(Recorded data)
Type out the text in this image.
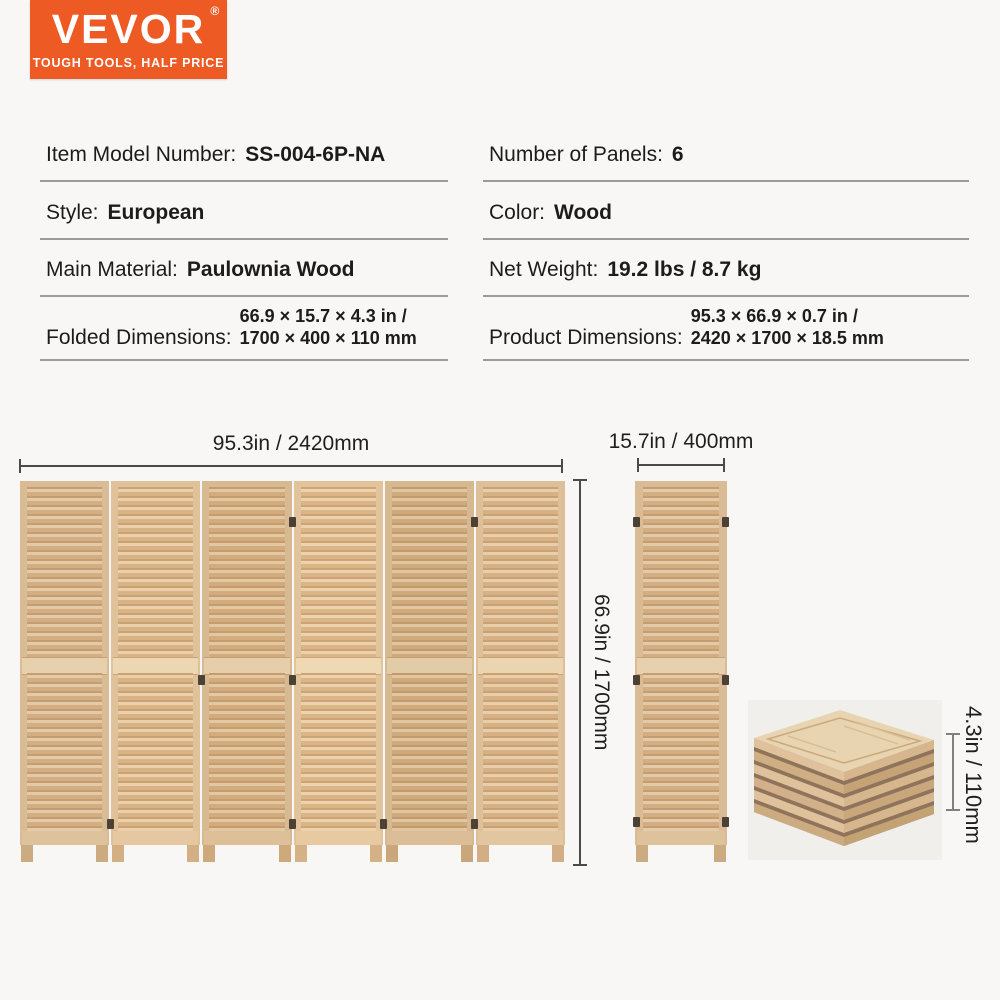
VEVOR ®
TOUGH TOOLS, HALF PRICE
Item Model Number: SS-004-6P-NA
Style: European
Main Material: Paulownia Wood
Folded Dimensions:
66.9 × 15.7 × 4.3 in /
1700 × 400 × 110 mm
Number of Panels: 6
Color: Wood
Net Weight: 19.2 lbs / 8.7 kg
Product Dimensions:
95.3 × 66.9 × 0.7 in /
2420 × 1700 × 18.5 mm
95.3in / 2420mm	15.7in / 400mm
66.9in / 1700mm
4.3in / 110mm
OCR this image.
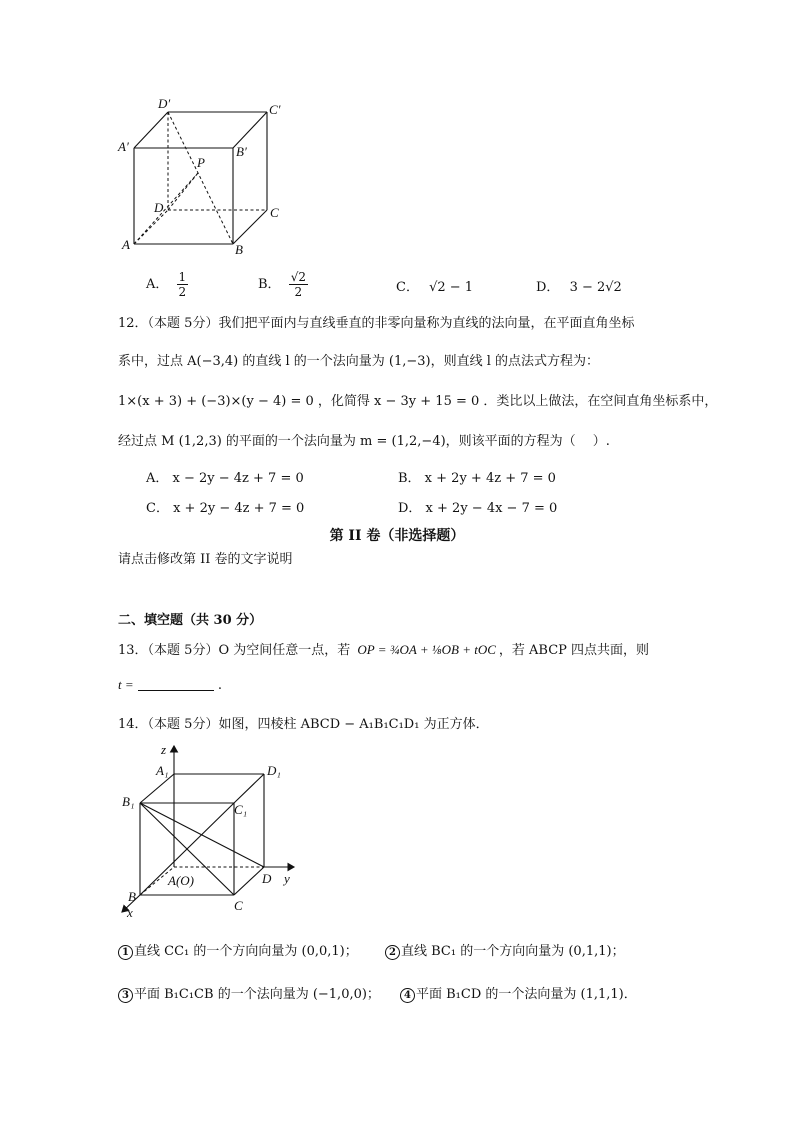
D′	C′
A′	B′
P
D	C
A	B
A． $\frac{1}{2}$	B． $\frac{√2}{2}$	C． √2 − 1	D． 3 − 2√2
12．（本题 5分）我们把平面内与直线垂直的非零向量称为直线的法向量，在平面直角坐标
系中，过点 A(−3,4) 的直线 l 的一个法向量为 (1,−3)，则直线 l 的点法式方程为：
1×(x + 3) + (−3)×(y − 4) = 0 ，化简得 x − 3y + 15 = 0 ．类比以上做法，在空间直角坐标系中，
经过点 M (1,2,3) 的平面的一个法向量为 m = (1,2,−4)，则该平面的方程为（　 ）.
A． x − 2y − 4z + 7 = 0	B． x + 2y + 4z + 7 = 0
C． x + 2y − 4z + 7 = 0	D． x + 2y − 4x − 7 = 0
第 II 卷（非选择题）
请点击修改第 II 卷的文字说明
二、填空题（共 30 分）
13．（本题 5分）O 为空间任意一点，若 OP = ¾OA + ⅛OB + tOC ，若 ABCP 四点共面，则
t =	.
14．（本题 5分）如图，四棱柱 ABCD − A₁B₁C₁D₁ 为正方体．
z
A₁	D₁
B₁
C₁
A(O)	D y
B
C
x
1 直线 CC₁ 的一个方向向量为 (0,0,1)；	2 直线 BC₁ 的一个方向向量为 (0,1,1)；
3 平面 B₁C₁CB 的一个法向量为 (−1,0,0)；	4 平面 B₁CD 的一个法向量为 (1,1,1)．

# [GIVEN PROBLEM]
Sift through the entries and copy every line with "Number".

# [FULL RESPONSE]
Item Model Number: SS-004-6P-NA
Number of Panels: 6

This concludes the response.